((

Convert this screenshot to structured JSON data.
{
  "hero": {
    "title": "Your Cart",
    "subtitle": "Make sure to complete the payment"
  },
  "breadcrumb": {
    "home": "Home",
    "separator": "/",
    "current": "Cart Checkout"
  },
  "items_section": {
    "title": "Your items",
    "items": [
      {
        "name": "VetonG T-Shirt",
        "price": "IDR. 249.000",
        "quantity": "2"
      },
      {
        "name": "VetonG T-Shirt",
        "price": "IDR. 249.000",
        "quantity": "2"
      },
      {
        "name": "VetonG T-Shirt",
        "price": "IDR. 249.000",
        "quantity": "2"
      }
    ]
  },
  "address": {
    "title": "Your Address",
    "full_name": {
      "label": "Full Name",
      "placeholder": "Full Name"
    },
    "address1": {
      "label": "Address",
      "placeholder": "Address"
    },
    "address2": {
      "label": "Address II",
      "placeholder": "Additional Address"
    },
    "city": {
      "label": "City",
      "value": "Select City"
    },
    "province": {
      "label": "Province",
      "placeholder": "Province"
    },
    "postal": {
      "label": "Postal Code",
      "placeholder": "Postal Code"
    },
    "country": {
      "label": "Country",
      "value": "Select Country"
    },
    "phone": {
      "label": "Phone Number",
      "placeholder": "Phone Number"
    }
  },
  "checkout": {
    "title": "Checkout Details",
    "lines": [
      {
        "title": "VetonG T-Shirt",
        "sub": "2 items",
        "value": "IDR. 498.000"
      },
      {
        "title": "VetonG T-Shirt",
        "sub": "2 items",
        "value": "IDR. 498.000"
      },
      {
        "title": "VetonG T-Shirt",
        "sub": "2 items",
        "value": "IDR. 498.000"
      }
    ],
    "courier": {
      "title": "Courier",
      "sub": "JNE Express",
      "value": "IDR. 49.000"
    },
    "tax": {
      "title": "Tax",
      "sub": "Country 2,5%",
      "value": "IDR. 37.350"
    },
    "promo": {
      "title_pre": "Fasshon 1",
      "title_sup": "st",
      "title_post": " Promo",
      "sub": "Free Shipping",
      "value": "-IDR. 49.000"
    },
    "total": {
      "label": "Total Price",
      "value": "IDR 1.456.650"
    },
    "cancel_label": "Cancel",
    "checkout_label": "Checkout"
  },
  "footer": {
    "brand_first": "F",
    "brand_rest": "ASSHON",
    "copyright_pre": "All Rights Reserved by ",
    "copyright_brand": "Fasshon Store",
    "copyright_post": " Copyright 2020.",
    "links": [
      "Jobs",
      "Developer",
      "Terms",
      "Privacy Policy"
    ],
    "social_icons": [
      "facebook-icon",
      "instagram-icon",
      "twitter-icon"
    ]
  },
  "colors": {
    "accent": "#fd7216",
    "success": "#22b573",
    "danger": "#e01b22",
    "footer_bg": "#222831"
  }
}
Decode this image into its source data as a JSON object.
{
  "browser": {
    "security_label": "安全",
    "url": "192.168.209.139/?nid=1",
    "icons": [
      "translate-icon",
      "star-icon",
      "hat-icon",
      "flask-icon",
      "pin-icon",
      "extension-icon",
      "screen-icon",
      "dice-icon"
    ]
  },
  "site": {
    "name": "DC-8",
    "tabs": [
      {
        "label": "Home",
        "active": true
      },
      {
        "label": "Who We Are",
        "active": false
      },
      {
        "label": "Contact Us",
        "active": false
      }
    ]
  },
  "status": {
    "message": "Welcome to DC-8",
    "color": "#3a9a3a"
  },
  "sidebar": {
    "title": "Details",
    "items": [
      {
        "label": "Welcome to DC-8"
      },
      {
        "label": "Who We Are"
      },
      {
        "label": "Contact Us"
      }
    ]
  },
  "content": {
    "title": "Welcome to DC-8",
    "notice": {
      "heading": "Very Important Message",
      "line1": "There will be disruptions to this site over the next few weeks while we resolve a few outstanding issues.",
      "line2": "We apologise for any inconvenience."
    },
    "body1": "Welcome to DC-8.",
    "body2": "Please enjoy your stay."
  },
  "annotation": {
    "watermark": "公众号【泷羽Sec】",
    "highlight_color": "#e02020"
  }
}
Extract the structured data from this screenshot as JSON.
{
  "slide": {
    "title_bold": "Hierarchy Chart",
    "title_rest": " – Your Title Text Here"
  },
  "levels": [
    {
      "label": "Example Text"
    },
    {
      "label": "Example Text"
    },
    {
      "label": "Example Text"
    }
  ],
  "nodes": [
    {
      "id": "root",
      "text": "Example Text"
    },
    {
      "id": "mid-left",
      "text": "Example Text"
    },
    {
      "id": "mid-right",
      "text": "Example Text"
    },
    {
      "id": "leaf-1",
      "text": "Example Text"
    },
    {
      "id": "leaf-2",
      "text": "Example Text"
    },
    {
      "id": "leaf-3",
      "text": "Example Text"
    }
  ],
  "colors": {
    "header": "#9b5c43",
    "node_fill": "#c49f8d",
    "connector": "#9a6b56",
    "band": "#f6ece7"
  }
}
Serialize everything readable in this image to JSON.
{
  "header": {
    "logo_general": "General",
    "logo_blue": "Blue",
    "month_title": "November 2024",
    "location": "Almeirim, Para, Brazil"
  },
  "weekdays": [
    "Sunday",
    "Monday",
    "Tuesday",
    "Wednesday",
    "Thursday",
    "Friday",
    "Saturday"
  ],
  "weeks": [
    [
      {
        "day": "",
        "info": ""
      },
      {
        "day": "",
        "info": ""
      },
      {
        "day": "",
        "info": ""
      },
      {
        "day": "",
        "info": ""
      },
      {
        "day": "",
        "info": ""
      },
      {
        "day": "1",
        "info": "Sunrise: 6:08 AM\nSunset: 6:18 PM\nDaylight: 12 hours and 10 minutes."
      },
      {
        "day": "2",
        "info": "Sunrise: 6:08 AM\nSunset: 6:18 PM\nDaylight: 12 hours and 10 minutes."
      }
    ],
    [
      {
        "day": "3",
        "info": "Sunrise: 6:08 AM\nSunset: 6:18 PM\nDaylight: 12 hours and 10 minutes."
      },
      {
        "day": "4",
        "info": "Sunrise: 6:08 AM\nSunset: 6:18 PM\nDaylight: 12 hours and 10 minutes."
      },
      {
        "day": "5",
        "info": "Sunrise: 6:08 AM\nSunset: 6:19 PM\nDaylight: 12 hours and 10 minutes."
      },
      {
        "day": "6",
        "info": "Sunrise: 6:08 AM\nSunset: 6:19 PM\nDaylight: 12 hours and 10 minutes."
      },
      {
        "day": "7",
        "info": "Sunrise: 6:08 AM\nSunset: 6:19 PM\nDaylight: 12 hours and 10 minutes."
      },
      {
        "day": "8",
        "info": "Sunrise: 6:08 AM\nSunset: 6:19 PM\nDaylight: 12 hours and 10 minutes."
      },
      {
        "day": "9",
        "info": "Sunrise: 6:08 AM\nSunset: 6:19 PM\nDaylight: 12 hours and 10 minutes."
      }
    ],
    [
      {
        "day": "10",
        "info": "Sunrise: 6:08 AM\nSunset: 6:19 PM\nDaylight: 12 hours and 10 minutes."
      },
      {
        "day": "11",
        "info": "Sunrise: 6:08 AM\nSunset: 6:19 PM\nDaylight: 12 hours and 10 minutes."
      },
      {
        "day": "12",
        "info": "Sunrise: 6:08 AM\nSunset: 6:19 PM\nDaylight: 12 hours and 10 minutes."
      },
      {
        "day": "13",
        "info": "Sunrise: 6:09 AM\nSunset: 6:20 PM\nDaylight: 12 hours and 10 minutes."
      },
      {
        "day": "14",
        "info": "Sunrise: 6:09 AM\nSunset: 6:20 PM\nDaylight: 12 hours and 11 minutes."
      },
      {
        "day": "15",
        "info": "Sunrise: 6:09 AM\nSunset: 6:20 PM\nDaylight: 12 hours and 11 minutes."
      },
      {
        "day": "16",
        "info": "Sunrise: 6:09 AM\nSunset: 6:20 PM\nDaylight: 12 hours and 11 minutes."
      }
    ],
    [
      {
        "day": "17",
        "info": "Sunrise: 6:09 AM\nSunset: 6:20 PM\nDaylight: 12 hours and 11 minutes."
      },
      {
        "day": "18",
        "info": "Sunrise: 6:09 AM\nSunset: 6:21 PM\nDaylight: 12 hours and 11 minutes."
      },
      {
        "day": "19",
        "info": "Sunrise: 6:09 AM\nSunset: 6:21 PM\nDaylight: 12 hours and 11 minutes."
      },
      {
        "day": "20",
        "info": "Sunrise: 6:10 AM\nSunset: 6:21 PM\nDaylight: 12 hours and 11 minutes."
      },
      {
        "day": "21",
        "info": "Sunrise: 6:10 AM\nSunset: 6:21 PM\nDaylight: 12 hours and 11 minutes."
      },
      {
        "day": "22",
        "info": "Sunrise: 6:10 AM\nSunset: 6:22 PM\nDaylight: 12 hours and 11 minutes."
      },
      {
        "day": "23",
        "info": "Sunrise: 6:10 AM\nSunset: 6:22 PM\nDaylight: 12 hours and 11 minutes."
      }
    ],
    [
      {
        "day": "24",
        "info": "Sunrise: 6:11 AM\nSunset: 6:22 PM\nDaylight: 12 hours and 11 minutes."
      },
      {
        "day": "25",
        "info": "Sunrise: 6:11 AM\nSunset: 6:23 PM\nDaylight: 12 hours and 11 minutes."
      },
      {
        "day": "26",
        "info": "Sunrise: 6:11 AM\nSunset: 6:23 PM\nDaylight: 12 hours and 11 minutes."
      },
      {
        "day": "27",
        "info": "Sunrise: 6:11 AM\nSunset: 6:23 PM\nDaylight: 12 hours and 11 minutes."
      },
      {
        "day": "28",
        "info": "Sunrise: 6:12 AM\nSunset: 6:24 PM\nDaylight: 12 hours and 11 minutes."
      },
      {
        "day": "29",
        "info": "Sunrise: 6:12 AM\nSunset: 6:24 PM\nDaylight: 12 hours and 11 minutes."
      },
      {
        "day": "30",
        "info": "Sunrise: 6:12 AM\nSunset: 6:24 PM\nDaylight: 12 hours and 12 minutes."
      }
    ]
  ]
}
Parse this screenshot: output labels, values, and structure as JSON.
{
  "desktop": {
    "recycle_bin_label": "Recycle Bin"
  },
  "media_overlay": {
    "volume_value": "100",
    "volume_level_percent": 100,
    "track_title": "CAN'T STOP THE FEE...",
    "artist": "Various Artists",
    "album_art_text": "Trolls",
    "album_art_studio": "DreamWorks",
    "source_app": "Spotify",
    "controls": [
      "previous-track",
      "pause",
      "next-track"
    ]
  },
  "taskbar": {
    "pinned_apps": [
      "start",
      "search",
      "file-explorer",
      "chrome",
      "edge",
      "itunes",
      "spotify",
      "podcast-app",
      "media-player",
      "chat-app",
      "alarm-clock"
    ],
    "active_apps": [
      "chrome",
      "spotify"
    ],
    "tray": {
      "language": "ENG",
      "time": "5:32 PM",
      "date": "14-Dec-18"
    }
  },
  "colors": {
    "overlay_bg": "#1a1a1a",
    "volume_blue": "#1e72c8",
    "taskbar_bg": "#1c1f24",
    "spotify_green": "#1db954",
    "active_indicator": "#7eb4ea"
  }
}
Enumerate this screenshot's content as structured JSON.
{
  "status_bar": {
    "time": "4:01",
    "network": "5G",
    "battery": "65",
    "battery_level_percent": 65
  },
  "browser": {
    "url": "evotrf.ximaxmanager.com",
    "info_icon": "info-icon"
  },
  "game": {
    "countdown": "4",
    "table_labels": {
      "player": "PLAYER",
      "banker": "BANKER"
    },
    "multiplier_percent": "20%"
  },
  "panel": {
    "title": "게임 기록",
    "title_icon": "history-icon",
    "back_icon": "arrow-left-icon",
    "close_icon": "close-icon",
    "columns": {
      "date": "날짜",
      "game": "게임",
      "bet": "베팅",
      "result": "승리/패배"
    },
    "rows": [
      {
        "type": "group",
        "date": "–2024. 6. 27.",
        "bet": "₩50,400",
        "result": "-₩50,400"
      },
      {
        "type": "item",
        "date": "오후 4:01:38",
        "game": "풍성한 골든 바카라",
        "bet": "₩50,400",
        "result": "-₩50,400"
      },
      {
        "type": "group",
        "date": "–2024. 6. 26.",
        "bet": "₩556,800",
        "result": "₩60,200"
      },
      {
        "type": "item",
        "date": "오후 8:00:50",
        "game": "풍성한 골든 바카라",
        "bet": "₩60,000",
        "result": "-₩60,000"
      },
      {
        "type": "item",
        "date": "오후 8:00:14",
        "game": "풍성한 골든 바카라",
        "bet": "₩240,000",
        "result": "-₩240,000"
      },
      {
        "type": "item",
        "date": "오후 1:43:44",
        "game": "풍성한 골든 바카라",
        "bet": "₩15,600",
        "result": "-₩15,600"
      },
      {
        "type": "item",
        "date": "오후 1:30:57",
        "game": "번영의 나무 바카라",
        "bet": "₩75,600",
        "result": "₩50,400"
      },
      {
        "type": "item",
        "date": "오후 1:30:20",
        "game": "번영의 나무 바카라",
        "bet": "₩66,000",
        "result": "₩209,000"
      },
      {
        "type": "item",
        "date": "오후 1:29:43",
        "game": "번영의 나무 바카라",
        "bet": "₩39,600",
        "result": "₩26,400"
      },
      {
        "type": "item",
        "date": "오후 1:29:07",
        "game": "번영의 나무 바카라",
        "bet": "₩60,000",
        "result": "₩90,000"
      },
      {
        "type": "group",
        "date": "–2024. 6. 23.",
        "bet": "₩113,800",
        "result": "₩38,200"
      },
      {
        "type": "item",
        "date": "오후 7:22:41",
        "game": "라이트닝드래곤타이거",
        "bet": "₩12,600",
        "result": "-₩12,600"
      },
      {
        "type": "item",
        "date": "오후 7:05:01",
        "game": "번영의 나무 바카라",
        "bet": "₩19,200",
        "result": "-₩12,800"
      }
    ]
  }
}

))

# Exercise prompt:
Out of the preceding entries, pull every line containing the string "this".

# Complete answer:
Convert this screenshot to structured JSON data.
Decode this image into its source data as a JSON object.
      "line1": "There will be disruptions to this site over the next few weeks while we resolve a few outstanding issues.",
Extract the structured data from this screenshot as JSON.
Serialize everything readable in this image to JSON.
Parse this screenshot: output labels, values, and structure as JSON.
Enumerate this screenshot's content as structured JSON.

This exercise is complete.